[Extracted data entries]
======
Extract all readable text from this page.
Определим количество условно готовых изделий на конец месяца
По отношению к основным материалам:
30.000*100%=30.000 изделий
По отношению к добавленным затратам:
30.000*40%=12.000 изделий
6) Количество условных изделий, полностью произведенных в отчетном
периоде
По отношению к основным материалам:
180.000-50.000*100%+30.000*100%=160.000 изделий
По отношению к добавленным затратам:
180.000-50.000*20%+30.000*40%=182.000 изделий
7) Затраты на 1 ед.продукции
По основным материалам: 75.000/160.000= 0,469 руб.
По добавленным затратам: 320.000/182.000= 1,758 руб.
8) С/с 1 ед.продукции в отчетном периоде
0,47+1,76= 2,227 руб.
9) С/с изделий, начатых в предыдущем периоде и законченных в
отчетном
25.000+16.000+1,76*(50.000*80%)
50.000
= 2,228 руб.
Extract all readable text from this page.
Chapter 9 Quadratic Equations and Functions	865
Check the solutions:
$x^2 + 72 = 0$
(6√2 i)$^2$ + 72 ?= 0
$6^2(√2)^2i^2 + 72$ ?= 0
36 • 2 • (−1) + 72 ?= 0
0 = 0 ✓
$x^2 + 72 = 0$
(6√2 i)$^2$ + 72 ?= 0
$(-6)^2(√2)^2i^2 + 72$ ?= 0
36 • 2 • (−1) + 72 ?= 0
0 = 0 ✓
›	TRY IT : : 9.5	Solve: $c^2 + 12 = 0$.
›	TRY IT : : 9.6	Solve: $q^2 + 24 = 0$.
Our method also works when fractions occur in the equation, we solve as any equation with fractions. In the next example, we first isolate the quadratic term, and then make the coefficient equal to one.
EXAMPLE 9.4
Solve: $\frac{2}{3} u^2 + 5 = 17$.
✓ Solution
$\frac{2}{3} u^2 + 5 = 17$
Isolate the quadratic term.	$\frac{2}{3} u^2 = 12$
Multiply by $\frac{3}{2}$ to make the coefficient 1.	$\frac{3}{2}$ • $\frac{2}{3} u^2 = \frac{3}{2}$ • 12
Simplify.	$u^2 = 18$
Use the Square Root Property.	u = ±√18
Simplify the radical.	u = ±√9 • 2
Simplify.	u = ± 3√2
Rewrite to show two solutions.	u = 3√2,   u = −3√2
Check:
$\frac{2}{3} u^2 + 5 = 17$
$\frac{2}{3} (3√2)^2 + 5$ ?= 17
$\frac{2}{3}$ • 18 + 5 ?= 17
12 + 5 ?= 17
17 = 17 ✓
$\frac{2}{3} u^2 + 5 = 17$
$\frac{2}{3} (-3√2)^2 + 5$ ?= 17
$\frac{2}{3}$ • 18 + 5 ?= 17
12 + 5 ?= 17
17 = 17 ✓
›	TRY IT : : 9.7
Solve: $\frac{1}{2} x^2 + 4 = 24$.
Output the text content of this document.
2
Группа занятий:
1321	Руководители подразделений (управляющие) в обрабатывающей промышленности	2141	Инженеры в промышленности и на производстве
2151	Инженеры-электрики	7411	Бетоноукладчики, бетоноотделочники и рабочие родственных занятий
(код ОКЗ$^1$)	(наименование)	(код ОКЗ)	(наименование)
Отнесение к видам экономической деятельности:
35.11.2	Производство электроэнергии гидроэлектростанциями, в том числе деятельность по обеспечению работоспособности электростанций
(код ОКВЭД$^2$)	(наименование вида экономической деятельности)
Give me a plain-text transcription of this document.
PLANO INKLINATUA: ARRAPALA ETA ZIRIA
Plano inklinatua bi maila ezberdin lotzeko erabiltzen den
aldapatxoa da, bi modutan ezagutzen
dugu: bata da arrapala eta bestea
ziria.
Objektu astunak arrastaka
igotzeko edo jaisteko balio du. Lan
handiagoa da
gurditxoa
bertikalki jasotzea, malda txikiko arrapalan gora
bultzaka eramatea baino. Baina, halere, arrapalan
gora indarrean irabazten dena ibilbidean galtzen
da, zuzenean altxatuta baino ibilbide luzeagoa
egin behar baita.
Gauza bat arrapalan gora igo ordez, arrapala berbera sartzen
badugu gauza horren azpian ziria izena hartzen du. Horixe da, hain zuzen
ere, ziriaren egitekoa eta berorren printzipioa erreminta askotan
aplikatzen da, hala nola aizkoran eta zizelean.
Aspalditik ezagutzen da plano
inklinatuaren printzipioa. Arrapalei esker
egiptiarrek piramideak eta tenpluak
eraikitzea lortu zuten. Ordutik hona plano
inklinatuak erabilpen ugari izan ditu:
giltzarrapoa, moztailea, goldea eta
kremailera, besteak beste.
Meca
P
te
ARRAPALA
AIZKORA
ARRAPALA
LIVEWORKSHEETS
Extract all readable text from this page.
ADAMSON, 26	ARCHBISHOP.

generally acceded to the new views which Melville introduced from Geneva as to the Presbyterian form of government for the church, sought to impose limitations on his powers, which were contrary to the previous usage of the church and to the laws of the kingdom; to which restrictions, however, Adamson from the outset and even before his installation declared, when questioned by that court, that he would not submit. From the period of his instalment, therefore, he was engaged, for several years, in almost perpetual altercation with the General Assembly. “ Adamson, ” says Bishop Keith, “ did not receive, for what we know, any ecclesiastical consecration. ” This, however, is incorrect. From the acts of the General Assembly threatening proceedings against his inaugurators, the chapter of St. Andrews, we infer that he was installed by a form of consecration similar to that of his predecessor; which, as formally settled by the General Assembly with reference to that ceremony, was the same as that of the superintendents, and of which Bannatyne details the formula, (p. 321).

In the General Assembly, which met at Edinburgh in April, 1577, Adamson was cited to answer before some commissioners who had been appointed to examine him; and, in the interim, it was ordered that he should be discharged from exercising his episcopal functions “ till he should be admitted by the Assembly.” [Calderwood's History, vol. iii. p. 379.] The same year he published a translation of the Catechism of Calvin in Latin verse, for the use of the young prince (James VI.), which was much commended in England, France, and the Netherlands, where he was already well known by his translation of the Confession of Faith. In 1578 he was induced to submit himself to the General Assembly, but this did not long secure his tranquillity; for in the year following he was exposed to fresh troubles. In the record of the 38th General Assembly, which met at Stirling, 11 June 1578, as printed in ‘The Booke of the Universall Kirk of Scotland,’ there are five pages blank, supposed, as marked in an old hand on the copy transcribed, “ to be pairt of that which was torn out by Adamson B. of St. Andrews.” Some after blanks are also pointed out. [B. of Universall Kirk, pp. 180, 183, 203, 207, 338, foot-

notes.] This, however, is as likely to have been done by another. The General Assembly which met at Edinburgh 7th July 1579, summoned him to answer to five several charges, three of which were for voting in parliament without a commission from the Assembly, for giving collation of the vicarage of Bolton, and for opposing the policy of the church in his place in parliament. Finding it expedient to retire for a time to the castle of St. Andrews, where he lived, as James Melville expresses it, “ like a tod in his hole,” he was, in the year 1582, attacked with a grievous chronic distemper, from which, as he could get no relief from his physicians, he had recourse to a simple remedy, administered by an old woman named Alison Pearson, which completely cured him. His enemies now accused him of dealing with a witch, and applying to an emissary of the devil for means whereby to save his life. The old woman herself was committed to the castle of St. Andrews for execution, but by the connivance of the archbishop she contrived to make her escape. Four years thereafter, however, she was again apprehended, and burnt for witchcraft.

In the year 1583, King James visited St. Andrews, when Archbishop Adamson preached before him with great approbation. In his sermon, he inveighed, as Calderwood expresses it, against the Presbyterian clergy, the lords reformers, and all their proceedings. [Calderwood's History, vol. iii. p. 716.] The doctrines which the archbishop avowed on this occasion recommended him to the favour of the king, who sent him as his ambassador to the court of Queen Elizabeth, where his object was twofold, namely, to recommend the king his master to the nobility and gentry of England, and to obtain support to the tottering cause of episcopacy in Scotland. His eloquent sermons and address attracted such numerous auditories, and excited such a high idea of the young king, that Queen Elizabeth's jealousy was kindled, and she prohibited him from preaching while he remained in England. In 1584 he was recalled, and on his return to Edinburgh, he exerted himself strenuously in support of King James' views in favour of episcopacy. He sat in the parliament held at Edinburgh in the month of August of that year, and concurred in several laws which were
======
- EXERCISE TASK
Give the count of lines holding the word "arrapalan", with no other words.

- FULL OUTPUT
3